### Exercise directions
Gather up the lines with the word "视频格式转换器" in them.

_ _ _

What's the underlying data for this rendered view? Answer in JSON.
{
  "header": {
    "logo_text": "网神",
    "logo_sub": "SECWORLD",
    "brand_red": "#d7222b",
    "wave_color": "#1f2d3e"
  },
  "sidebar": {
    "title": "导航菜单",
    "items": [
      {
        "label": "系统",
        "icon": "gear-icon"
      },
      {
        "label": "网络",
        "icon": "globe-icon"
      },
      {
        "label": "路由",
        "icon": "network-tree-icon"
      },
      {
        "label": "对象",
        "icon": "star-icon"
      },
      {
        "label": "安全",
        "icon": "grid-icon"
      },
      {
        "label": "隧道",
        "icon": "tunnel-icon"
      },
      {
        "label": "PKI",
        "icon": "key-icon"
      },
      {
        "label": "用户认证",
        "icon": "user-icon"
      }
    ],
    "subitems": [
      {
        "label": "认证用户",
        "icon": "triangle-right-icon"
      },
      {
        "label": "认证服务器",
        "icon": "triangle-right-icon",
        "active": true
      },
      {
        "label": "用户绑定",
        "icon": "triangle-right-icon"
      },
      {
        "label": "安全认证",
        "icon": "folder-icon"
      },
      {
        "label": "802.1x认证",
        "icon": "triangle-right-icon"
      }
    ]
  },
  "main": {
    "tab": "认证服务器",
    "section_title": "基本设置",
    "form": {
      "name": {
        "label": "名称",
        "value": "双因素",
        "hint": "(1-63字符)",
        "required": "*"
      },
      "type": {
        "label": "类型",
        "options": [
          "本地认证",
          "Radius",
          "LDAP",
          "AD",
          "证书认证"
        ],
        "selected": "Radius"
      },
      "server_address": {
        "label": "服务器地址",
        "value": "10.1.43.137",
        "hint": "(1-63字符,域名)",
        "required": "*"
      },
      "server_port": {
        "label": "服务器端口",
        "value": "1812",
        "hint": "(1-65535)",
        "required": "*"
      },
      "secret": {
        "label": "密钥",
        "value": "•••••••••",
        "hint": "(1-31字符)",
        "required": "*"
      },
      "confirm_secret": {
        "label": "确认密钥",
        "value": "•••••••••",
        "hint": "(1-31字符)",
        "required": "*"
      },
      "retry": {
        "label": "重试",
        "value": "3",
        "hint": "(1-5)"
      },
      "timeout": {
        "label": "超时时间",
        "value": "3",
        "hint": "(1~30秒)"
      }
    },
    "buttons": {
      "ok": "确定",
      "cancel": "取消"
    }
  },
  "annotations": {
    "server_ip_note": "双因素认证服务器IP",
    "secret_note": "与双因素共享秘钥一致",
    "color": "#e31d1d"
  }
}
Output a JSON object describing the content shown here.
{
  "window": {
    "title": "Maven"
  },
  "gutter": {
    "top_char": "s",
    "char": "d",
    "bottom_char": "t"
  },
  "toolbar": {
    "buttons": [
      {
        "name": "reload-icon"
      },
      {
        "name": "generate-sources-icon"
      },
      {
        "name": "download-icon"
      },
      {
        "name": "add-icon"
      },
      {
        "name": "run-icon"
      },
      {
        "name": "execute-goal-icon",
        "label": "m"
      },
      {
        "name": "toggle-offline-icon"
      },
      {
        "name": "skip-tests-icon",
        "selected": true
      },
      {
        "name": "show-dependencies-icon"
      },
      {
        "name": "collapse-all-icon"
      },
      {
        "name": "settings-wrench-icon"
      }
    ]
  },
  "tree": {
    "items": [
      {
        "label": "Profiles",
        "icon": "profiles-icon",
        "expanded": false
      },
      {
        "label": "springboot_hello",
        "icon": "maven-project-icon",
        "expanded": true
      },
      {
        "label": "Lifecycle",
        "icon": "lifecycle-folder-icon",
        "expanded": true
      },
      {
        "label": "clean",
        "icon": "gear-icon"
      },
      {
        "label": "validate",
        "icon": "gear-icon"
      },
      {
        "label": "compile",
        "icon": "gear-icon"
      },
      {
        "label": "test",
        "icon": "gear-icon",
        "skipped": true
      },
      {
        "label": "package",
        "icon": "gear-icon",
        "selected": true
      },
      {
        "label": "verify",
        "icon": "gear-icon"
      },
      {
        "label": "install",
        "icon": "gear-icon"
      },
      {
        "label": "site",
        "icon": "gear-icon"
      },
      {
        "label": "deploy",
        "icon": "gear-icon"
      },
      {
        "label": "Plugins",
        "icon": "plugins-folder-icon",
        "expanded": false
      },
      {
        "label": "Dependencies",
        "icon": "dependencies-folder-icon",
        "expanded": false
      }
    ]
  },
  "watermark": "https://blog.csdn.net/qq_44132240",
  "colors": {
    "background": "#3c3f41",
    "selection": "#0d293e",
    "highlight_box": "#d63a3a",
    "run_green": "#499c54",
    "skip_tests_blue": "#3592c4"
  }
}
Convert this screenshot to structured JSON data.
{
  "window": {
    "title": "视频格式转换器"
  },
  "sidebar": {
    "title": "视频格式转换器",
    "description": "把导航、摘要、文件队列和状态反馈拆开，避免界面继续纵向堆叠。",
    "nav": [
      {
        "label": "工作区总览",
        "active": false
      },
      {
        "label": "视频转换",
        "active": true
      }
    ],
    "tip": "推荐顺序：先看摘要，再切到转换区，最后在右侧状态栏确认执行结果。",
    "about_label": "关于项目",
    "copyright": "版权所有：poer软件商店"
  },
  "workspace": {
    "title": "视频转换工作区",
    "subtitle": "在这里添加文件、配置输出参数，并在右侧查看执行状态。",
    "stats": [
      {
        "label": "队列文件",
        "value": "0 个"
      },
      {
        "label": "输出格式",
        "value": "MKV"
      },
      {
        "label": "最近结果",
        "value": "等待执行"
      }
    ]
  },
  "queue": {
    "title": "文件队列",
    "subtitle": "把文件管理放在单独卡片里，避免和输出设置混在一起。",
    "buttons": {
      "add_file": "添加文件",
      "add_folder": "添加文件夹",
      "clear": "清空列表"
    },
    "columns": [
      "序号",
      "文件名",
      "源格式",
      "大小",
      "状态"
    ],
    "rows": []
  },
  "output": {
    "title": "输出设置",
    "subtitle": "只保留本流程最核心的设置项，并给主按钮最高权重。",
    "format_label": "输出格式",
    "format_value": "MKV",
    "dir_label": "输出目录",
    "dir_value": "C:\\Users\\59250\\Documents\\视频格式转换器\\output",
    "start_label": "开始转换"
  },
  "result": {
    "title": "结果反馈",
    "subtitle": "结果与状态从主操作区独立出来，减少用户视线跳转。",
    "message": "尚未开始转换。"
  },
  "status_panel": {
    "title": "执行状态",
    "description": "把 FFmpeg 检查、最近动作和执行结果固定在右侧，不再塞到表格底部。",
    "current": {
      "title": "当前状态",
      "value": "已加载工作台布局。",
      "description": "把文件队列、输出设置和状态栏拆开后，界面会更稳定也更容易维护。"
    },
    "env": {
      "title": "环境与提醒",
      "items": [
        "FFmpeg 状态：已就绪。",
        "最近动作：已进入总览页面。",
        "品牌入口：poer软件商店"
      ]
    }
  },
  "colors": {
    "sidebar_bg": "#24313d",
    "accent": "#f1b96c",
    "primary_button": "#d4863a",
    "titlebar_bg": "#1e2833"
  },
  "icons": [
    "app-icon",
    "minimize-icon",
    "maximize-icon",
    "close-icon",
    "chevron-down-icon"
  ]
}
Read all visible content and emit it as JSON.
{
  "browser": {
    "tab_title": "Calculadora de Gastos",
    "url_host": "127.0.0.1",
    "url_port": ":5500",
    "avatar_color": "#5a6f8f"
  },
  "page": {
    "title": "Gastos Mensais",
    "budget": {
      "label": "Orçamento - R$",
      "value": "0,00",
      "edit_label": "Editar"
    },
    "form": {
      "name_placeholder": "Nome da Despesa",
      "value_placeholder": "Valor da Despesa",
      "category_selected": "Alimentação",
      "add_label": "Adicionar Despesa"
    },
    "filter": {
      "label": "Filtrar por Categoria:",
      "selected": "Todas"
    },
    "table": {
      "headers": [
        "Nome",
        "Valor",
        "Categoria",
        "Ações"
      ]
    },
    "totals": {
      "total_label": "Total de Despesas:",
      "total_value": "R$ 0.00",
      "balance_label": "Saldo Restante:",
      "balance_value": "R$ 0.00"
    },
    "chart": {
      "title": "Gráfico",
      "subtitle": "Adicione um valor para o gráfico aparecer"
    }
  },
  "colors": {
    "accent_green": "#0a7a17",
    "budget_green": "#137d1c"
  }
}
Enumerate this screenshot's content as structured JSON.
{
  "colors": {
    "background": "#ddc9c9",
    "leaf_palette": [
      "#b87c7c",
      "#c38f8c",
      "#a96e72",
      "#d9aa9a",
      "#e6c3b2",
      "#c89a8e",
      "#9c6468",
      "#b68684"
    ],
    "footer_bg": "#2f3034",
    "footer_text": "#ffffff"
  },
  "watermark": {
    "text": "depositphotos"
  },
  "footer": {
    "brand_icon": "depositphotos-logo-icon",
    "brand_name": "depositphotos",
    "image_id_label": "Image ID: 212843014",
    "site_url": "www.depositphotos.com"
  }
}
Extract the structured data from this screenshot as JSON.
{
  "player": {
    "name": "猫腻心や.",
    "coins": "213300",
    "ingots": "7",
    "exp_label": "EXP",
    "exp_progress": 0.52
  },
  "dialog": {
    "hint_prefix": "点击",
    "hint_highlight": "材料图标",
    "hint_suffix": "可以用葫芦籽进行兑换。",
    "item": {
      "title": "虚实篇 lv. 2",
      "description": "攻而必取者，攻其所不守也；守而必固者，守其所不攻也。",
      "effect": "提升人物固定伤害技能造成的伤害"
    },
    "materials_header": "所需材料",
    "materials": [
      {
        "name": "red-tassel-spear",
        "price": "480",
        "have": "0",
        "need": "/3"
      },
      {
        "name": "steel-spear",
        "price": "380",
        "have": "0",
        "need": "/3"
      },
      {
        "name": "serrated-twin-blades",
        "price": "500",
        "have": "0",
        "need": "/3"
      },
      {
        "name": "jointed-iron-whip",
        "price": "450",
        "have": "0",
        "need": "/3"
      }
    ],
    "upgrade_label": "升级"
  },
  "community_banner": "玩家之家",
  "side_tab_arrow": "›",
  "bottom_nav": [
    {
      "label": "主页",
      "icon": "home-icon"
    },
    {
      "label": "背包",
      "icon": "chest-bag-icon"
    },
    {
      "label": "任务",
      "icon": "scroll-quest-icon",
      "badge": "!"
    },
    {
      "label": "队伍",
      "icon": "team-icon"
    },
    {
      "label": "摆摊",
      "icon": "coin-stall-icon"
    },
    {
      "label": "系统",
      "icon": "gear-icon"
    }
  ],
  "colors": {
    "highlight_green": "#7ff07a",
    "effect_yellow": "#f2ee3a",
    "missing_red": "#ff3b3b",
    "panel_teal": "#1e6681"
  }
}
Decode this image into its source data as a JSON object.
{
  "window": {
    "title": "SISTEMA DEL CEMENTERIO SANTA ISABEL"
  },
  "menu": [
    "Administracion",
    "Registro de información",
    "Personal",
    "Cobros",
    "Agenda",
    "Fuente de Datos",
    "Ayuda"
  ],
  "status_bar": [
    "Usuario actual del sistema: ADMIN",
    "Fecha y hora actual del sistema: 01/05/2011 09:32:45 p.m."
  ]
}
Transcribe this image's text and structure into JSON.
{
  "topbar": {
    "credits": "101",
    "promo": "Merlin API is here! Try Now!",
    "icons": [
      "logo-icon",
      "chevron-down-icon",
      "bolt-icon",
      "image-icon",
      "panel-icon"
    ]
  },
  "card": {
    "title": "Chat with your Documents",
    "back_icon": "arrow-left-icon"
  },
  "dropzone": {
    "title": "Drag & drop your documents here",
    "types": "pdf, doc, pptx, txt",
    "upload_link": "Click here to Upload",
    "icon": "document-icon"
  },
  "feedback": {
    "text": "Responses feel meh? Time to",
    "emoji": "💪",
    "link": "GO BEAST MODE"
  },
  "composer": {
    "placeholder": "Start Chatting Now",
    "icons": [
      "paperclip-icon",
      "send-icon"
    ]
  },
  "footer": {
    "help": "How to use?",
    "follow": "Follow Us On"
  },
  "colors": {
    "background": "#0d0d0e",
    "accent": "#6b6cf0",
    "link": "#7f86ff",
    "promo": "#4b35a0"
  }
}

_ _ _

### Result
    "title": "视频格式转换器"
    "title": "视频格式转换器",
    "dir_value": "C:\\Users\\59250\\Documents\\视频格式转换器\\output",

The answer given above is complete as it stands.